■ SET PROBLEM
Please copy the data below line for line, leaving out the pictures.

■ DATA SHOWN
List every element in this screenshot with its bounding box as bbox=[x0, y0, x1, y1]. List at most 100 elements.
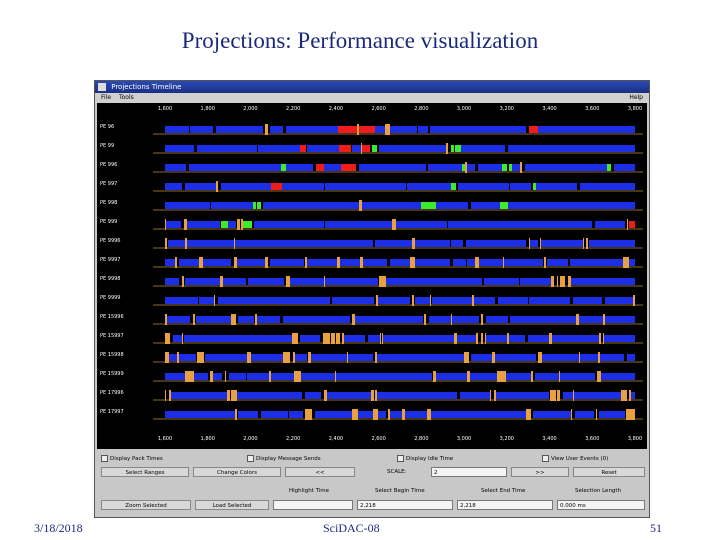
timeline-event-segment[interactable] bbox=[389, 409, 390, 420]
highlight-time-field[interactable] bbox=[273, 500, 353, 510]
timeline-event-segment[interactable] bbox=[502, 164, 507, 171]
timeline-event-segment[interactable] bbox=[205, 354, 232, 361]
timeline-event-segment[interactable] bbox=[522, 202, 557, 209]
timeline-event-segment[interactable] bbox=[324, 390, 327, 401]
timeline-event-segment[interactable] bbox=[577, 202, 590, 209]
timeline-event-segment[interactable] bbox=[539, 164, 575, 171]
pe-timeline-track[interactable] bbox=[165, 276, 637, 287]
scale-input[interactable]: 2 bbox=[431, 467, 507, 477]
timeline-event-segment[interactable] bbox=[247, 164, 281, 171]
timeline-event-segment[interactable] bbox=[283, 352, 286, 363]
timeline-event-segment[interactable] bbox=[182, 333, 183, 344]
timeline-canvas[interactable]: 1,600 1,600 1,800 1,800 2,000 2,000 2,200 2,200… bbox=[97, 103, 647, 449]
timeline-event-segment[interactable] bbox=[413, 257, 415, 268]
timeline-event-segment[interactable] bbox=[576, 314, 579, 325]
timeline-event-segment[interactable] bbox=[434, 354, 445, 361]
timeline-event-segment[interactable] bbox=[429, 409, 431, 420]
timeline-event-segment[interactable] bbox=[286, 164, 313, 171]
timeline-event-segment[interactable] bbox=[568, 276, 571, 287]
pe-timeline-track[interactable] bbox=[165, 352, 637, 363]
timeline-event-segment[interactable] bbox=[495, 354, 511, 361]
pe-timeline-track[interactable] bbox=[165, 181, 637, 192]
timeline-event-segment[interactable] bbox=[541, 240, 565, 247]
timeline-event-segment[interactable] bbox=[467, 164, 475, 171]
timeline-event-segment[interactable] bbox=[203, 352, 204, 363]
timeline-event-segment[interactable] bbox=[258, 278, 284, 285]
timeline-event-segment[interactable] bbox=[173, 335, 182, 342]
timeline-event-segment[interactable] bbox=[448, 297, 472, 304]
timeline-event-segment[interactable] bbox=[509, 335, 525, 342]
timeline-event-segment[interactable] bbox=[627, 219, 628, 230]
timeline-event-segment[interactable] bbox=[375, 126, 385, 133]
timeline-event-segment[interactable] bbox=[574, 392, 600, 399]
timeline-event-segment[interactable] bbox=[248, 240, 282, 247]
timeline-event-segment[interactable] bbox=[235, 240, 248, 247]
timeline-event-segment[interactable] bbox=[297, 126, 310, 133]
timeline-event-segment[interactable] bbox=[344, 335, 355, 342]
timeline-event-segment[interactable] bbox=[383, 335, 419, 342]
timeline-event-segment[interactable] bbox=[165, 297, 198, 304]
timeline-event-segment[interactable] bbox=[468, 335, 476, 342]
timeline-event-segment[interactable] bbox=[287, 276, 290, 287]
timeline-event-segment[interactable] bbox=[378, 297, 410, 304]
timeline-event-segment[interactable] bbox=[629, 259, 635, 266]
timeline-event-segment[interactable] bbox=[388, 392, 396, 399]
timeline-event-segment[interactable] bbox=[218, 297, 246, 304]
timeline-event-segment[interactable] bbox=[547, 316, 576, 323]
timeline-event-segment[interactable] bbox=[316, 164, 324, 171]
timeline-event-segment[interactable] bbox=[189, 164, 216, 171]
timeline-event-segment[interactable] bbox=[339, 145, 351, 152]
timeline-event-segment[interactable] bbox=[192, 371, 194, 382]
timeline-event-segment[interactable] bbox=[541, 352, 542, 363]
timeline-event-segment[interactable] bbox=[632, 373, 635, 380]
timeline-event-segment[interactable] bbox=[432, 297, 448, 304]
timeline-event-segment[interactable] bbox=[167, 333, 170, 344]
timeline-event-segment[interactable] bbox=[405, 411, 427, 418]
timeline-event-segment[interactable] bbox=[540, 352, 541, 363]
timeline-event-segment[interactable] bbox=[519, 259, 543, 266]
timeline-event-segment[interactable] bbox=[579, 352, 580, 363]
timeline-event-segment[interactable] bbox=[189, 371, 190, 382]
timeline-event-segment[interactable] bbox=[382, 333, 383, 344]
timeline-event-segment[interactable] bbox=[173, 145, 194, 152]
timeline-event-segment[interactable] bbox=[336, 240, 365, 247]
timeline-event-segment[interactable] bbox=[458, 183, 473, 190]
timeline-event-segment[interactable] bbox=[613, 126, 627, 133]
timeline-event-segment[interactable] bbox=[511, 354, 536, 361]
timeline-event-segment[interactable] bbox=[500, 371, 503, 382]
timeline-event-segment[interactable] bbox=[402, 409, 405, 420]
timeline-event-segment[interactable] bbox=[606, 221, 625, 228]
timeline-event-segment[interactable] bbox=[179, 354, 196, 361]
timeline-event-segment[interactable] bbox=[604, 335, 635, 342]
timeline-event-segment[interactable] bbox=[207, 240, 219, 247]
timeline-event-segment[interactable] bbox=[358, 411, 373, 418]
timeline-event-segment[interactable] bbox=[492, 352, 495, 363]
timeline-event-segment[interactable] bbox=[266, 392, 302, 399]
timeline-event-segment[interactable] bbox=[169, 390, 171, 401]
timeline-event-segment[interactable] bbox=[336, 333, 339, 344]
timeline-event-segment[interactable] bbox=[221, 316, 231, 323]
timeline-event-segment[interactable] bbox=[165, 238, 166, 249]
timeline-event-segment[interactable] bbox=[257, 202, 261, 209]
timeline-event-segment[interactable] bbox=[202, 202, 210, 209]
timeline-event-segment[interactable] bbox=[185, 238, 187, 249]
timeline-event-segment[interactable] bbox=[633, 295, 635, 306]
timeline-event-segment[interactable] bbox=[425, 183, 451, 190]
timeline-event-segment[interactable] bbox=[166, 221, 181, 228]
timeline-event-segment[interactable] bbox=[507, 333, 509, 344]
timeline-event-segment[interactable] bbox=[372, 145, 377, 152]
timeline-event-segment[interactable] bbox=[575, 164, 607, 171]
timeline-event-segment[interactable] bbox=[236, 126, 263, 133]
timeline-event-segment[interactable] bbox=[377, 354, 394, 361]
display-idle-time-checkbox[interactable]: Display Idle Time bbox=[397, 455, 453, 462]
timeline-event-segment[interactable] bbox=[486, 316, 508, 323]
timeline-event-segment[interactable] bbox=[237, 392, 266, 399]
timeline-event-segment[interactable] bbox=[490, 390, 491, 401]
timeline-event-segment[interactable] bbox=[390, 259, 410, 266]
timeline-event-segment[interactable] bbox=[550, 390, 553, 401]
scale-increase-button[interactable]: >> bbox=[511, 467, 569, 477]
timeline-event-segment[interactable] bbox=[471, 202, 500, 209]
timeline-event-segment[interactable] bbox=[470, 373, 479, 380]
timeline-event-segment[interactable] bbox=[327, 333, 330, 344]
timeline-event-segment[interactable] bbox=[220, 276, 222, 287]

■ TASK OUTPUT
List every element in this screenshot with its bounding box as bbox=[x0, y0, x1, y1]. List at most 100 elements.
timeline-event-segment[interactable] bbox=[389, 409, 390, 420]
highlight-time-field[interactable] bbox=[273, 500, 353, 510]
timeline-event-segment[interactable] bbox=[502, 164, 507, 171]
timeline-event-segment[interactable] bbox=[205, 354, 232, 361]
timeline-event-segment[interactable] bbox=[522, 202, 557, 209]
timeline-event-segment[interactable] bbox=[324, 390, 327, 401]
timeline-event-segment[interactable] bbox=[577, 202, 590, 209]
timeline-event-segment[interactable] bbox=[539, 164, 575, 171]
pe-timeline-track[interactable] bbox=[165, 276, 637, 287]
scale-input[interactable]: 2 bbox=[431, 467, 507, 477]
timeline-event-segment[interactable] bbox=[247, 164, 281, 171]
timeline-event-segment[interactable] bbox=[283, 352, 286, 363]
timeline-event-segment[interactable] bbox=[182, 333, 183, 344]
timeline-canvas[interactable]: 1,600 1,600 1,800 1,800 2,000 2,000 2,200 2,200… bbox=[97, 103, 647, 449]
timeline-event-segment[interactable] bbox=[413, 257, 415, 268]
timeline-event-segment[interactable] bbox=[576, 314, 579, 325]
timeline-event-segment[interactable] bbox=[434, 354, 445, 361]
timeline-event-segment[interactable] bbox=[429, 409, 431, 420]
timeline-event-segment[interactable] bbox=[286, 164, 313, 171]
timeline-event-segment[interactable] bbox=[568, 276, 571, 287]
pe-timeline-track[interactable] bbox=[165, 352, 637, 363]
timeline-event-segment[interactable] bbox=[495, 354, 511, 361]
pe-timeline-track[interactable] bbox=[165, 181, 637, 192]
timeline-event-segment[interactable] bbox=[541, 240, 565, 247]
timeline-event-segment[interactable] bbox=[467, 164, 475, 171]
timeline-event-segment[interactable] bbox=[203, 352, 204, 363]
timeline-event-segment[interactable] bbox=[258, 278, 284, 285]
timeline-event-segment[interactable] bbox=[173, 335, 182, 342]
timeline-event-segment[interactable] bbox=[448, 297, 472, 304]
timeline-event-segment[interactable] bbox=[509, 335, 525, 342]
timeline-event-segment[interactable] bbox=[627, 219, 628, 230]
timeline-event-segment[interactable] bbox=[375, 126, 385, 133]
timeline-event-segment[interactable] bbox=[574, 392, 600, 399]
timeline-event-segment[interactable] bbox=[248, 240, 282, 247]
timeline-event-segment[interactable] bbox=[235, 240, 248, 247]
timeline-event-segment[interactable] bbox=[297, 126, 310, 133]
timeline-event-segment[interactable] bbox=[344, 335, 355, 342]
timeline-event-segment[interactable] bbox=[383, 335, 419, 342]
timeline-event-segment[interactable] bbox=[165, 297, 198, 304]
timeline-event-segment[interactable] bbox=[468, 335, 476, 342]
timeline-event-segment[interactable] bbox=[287, 276, 290, 287]
timeline-event-segment[interactable] bbox=[378, 297, 410, 304]
timeline-event-segment[interactable] bbox=[629, 259, 635, 266]
timeline-event-segment[interactable] bbox=[388, 392, 396, 399]
timeline-event-segment[interactable] bbox=[218, 297, 246, 304]
timeline-event-segment[interactable] bbox=[547, 316, 576, 323]
timeline-event-segment[interactable] bbox=[316, 164, 324, 171]
timeline-event-segment[interactable] bbox=[189, 164, 216, 171]
timeline-event-segment[interactable] bbox=[339, 145, 351, 152]
timeline-event-segment[interactable] bbox=[192, 371, 194, 382]
timeline-event-segment[interactable] bbox=[541, 352, 542, 363]
timeline-event-segment[interactable] bbox=[632, 373, 635, 380]
timeline-event-segment[interactable] bbox=[432, 297, 448, 304]
timeline-event-segment[interactable] bbox=[167, 333, 170, 344]
timeline-event-segment[interactable] bbox=[405, 411, 427, 418]
timeline-event-segment[interactable] bbox=[540, 352, 541, 363]
timeline-event-segment[interactable] bbox=[519, 259, 543, 266]
timeline-event-segment[interactable] bbox=[579, 352, 580, 363]
timeline-event-segment[interactable] bbox=[189, 371, 190, 382]
timeline-event-segment[interactable] bbox=[382, 333, 383, 344]
timeline-event-segment[interactable] bbox=[173, 145, 194, 152]
timeline-event-segment[interactable] bbox=[336, 240, 365, 247]
timeline-event-segment[interactable] bbox=[458, 183, 473, 190]
timeline-event-segment[interactable] bbox=[613, 126, 627, 133]
timeline-event-segment[interactable] bbox=[511, 354, 536, 361]
timeline-event-segment[interactable] bbox=[500, 371, 503, 382]
timeline-event-segment[interactable] bbox=[402, 409, 405, 420]
timeline-event-segment[interactable] bbox=[606, 221, 625, 228]
timeline-event-segment[interactable] bbox=[179, 354, 196, 361]
timeline-event-segment[interactable] bbox=[604, 335, 635, 342]
timeline-event-segment[interactable] bbox=[207, 240, 219, 247]
timeline-event-segment[interactable] bbox=[358, 411, 373, 418]
timeline-event-segment[interactable] bbox=[492, 352, 495, 363]
timeline-event-segment[interactable] bbox=[266, 392, 302, 399]
timeline-event-segment[interactable] bbox=[169, 390, 171, 401]
timeline-event-segment[interactable] bbox=[336, 333, 339, 344]
timeline-event-segment[interactable] bbox=[221, 316, 231, 323]
timeline-event-segment[interactable] bbox=[165, 238, 166, 249]
timeline-event-segment[interactable] bbox=[257, 202, 261, 209]
timeline-event-segment[interactable] bbox=[202, 202, 210, 209]
timeline-event-segment[interactable] bbox=[185, 238, 187, 249]
timeline-event-segment[interactable] bbox=[633, 295, 635, 306]
timeline-event-segment[interactable] bbox=[425, 183, 451, 190]
timeline-event-segment[interactable] bbox=[166, 221, 181, 228]
timeline-event-segment[interactable] bbox=[507, 333, 509, 344]
timeline-event-segment[interactable] bbox=[372, 145, 377, 152]
timeline-event-segment[interactable] bbox=[575, 164, 607, 171]
timeline-event-segment[interactable] bbox=[236, 126, 263, 133]
timeline-event-segment[interactable] bbox=[377, 354, 394, 361]
display-idle-time-checkbox[interactable]: Display Idle Time bbox=[397, 455, 453, 462]
timeline-event-segment[interactable] bbox=[486, 316, 508, 323]
timeline-event-segment[interactable] bbox=[237, 392, 266, 399]
timeline-event-segment[interactable] bbox=[490, 390, 491, 401]
timeline-event-segment[interactable] bbox=[390, 259, 410, 266]
timeline-event-segment[interactable] bbox=[550, 390, 553, 401]
scale-increase-button[interactable]: >> bbox=[511, 467, 569, 477]
timeline-event-segment[interactable] bbox=[471, 202, 500, 209]
timeline-event-segment[interactable] bbox=[470, 373, 479, 380]
timeline-event-segment[interactable] bbox=[327, 333, 330, 344]
timeline-event-segment[interactable] bbox=[220, 276, 222, 287]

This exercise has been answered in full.